Count every line below that contains "Charge", then state the total with no other output.

## Start GIVEN ENTRIES

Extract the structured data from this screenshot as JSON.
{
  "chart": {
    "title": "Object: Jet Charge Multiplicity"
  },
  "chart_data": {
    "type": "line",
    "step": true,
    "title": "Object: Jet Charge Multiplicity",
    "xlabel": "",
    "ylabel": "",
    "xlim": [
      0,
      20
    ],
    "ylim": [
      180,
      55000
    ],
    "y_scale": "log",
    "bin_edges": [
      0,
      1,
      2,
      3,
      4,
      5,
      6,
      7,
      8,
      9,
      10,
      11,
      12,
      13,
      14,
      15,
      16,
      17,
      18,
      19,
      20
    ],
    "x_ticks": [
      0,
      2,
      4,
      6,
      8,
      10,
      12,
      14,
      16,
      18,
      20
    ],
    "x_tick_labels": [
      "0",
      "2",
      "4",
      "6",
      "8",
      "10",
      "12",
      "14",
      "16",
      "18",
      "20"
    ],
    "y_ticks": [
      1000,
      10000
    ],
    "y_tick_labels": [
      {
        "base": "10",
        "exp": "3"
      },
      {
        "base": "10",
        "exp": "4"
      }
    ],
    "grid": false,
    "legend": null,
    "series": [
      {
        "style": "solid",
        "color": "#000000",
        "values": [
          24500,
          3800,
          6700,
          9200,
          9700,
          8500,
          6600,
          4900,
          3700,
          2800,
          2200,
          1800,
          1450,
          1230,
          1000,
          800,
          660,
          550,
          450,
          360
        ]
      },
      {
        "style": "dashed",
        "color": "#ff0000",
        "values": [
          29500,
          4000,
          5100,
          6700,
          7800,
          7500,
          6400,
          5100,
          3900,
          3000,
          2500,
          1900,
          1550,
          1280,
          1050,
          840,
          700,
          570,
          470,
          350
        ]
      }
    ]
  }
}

## End GIVEN ENTRIES

**RESULT BELOW**
2